Pictures do not belong in your copy. Repeat all the other data exactly.

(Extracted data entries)
▼▼▼

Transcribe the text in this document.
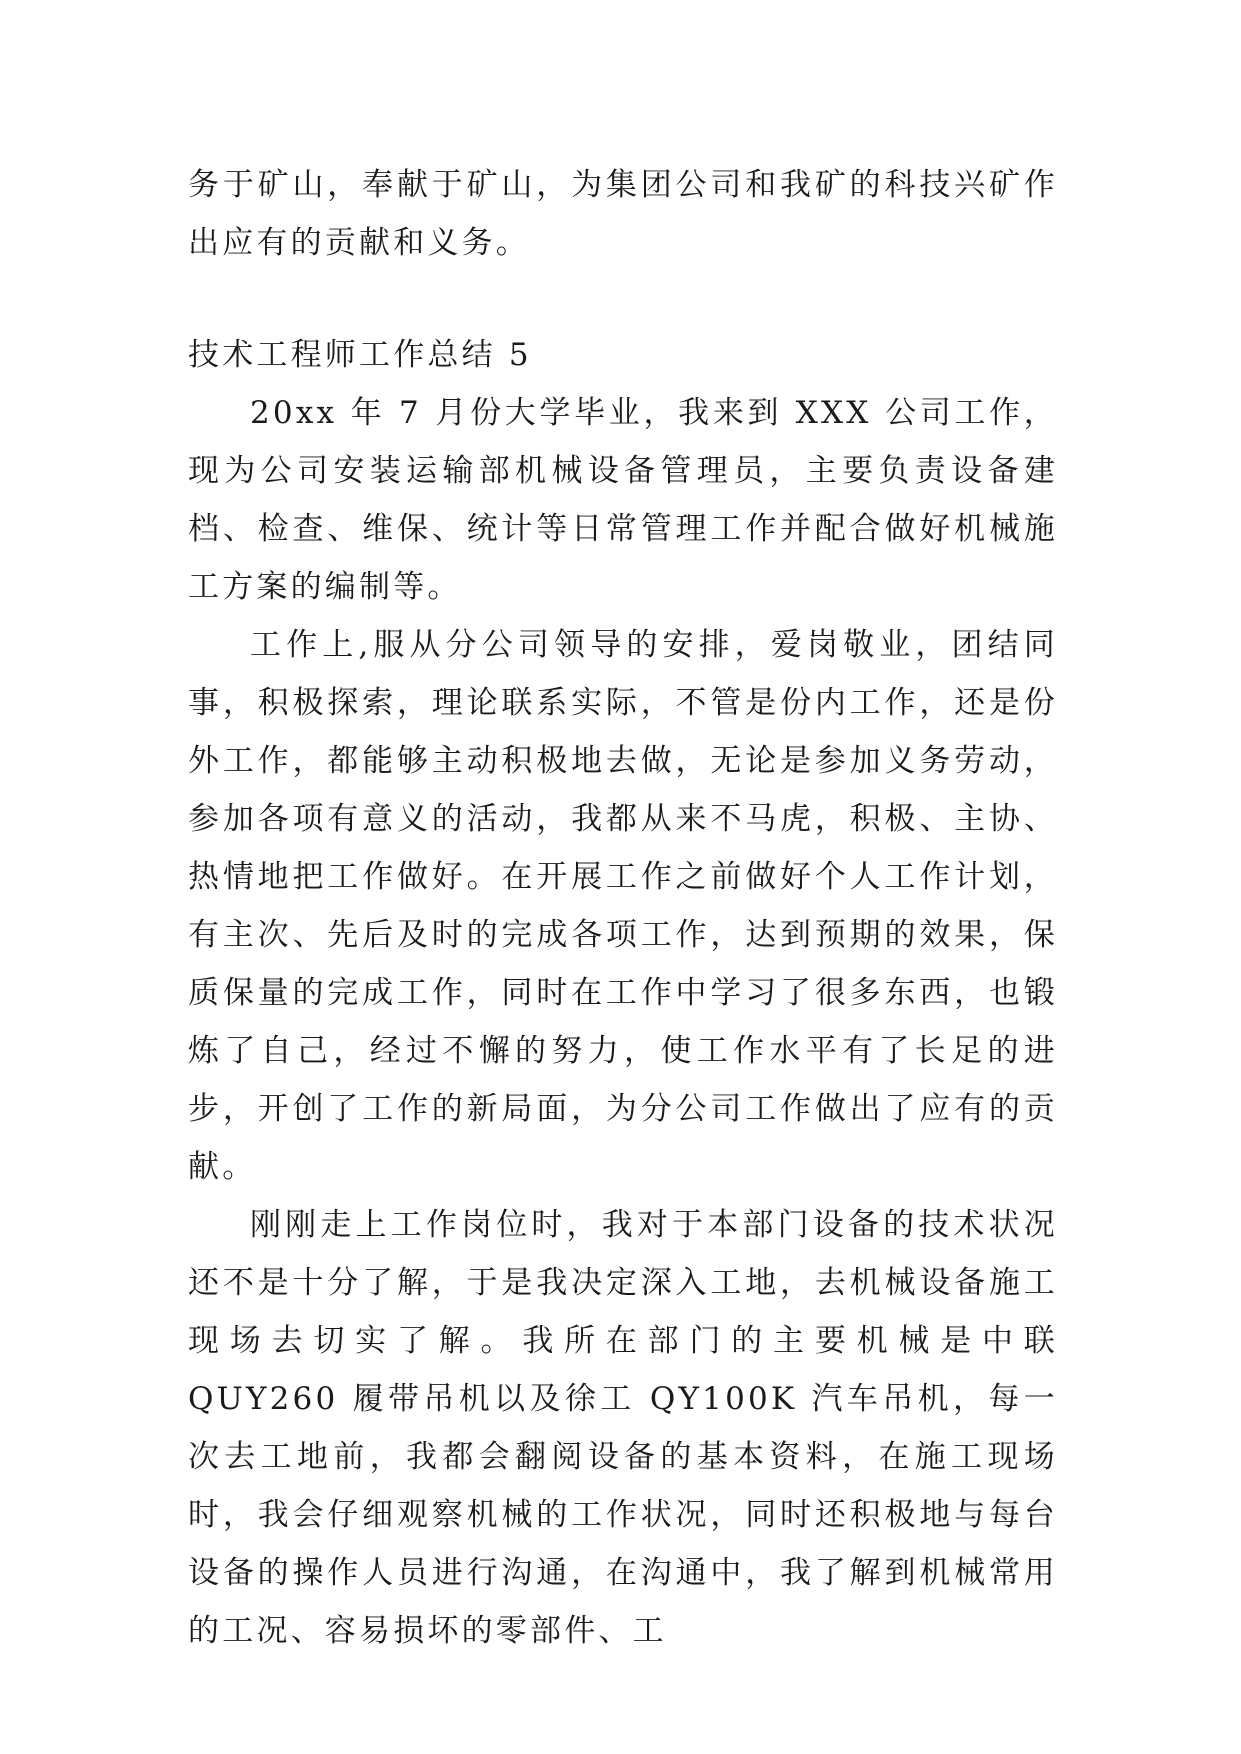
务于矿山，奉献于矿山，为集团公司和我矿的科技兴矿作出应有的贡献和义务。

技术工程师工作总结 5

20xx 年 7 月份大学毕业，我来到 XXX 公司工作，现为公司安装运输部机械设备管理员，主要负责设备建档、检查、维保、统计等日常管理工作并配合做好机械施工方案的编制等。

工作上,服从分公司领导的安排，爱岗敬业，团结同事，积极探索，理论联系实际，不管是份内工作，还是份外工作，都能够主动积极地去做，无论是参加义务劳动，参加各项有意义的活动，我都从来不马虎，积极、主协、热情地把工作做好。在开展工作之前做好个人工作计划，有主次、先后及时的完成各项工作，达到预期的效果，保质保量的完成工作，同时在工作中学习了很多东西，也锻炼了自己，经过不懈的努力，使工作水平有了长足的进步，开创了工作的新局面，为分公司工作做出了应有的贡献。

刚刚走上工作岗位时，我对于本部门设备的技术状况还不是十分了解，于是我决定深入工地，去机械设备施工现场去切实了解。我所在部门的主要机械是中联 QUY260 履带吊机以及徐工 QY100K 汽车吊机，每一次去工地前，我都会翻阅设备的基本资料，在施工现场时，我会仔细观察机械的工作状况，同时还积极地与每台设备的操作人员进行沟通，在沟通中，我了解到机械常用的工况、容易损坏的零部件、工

▲▲▲

→ Answer in full
Transcribe the text in this document.
务于矿山，奉献于矿山，为集团公司和我矿的科技兴矿作出应有的贡献和义务。

技术工程师工作总结 5

20xx 年 7 月份大学毕业，我来到 XXX 公司工作，现为公司安装运输部机械设备管理员，主要负责设备建档、检查、维保、统计等日常管理工作并配合做好机械施工方案的编制等。

工作上,服从分公司领导的安排，爱岗敬业，团结同事，积极探索，理论联系实际，不管是份内工作，还是份外工作，都能够主动积极地去做，无论是参加义务劳动，参加各项有意义的活动，我都从来不马虎，积极、主协、热情地把工作做好。在开展工作之前做好个人工作计划，有主次、先后及时的完成各项工作，达到预期的效果，保质保量的完成工作，同时在工作中学习了很多东西，也锻炼了自己，经过不懈的努力，使工作水平有了长足的进步，开创了工作的新局面，为分公司工作做出了应有的贡献。

刚刚走上工作岗位时，我对于本部门设备的技术状况还不是十分了解，于是我决定深入工地，去机械设备施工现场去切实了解。我所在部门的主要机械是中联 QUY260 履带吊机以及徐工 QY100K 汽车吊机，每一次去工地前，我都会翻阅设备的基本资料，在施工现场时，我会仔细观察机械的工作状况，同时还积极地与每台设备的操作人员进行沟通，在沟通中，我了解到机械常用的工况、容易损坏的零部件、工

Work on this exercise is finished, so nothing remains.